• **Written task**
The entries below should be quoted exactly, with no pictures carried over.

• **Given data**
* * *

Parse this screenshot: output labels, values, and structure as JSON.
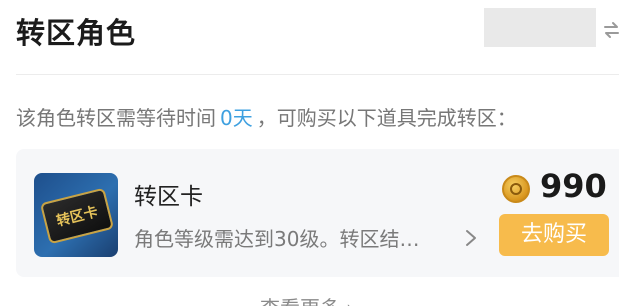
{
  "header": {
    "title": "转区角色"
  },
  "notice": {
    "prefix": "该角色转区需等待时间",
    "days": "0天",
    "suffix": "，可购买以下道具完成转区："
  },
  "item": {
    "thumbnail_text": "转区卡",
    "name": "转区卡",
    "description": "角色等级需达到30级。转区结…",
    "price": "990",
    "buy_label": "去购买"
  },
  "footer": {
    "more_label": "查看更多"
  },
  "colors": {
    "accent_blue": "#3ea0e0",
    "buy_button": "#f7bb4c",
    "card_bg": "#f6f7f9"
  }
}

* * *

• **Written response**
Parse this screenshot: output labels, values, and structure as JSON.
{
  "header": {
    "title": "转区角色"
  },
  "notice": {
    "prefix": "该角色转区需等待时间",
    "days": "0天",
    "suffix": "，可购买以下道具完成转区："
  },
  "item": {
    "thumbnail_text": "转区卡",
    "name": "转区卡",
    "description": "角色等级需达到30级。转区结…",
    "price": "990",
    "buy_label": "去购买"
  },
  "footer": {
    "more_label": "查看更多"
  },
  "colors": {
    "accent_blue": "#3ea0e0",
    "buy_button": "#f7bb4c",
    "card_bg": "#f6f7f9"
  }
}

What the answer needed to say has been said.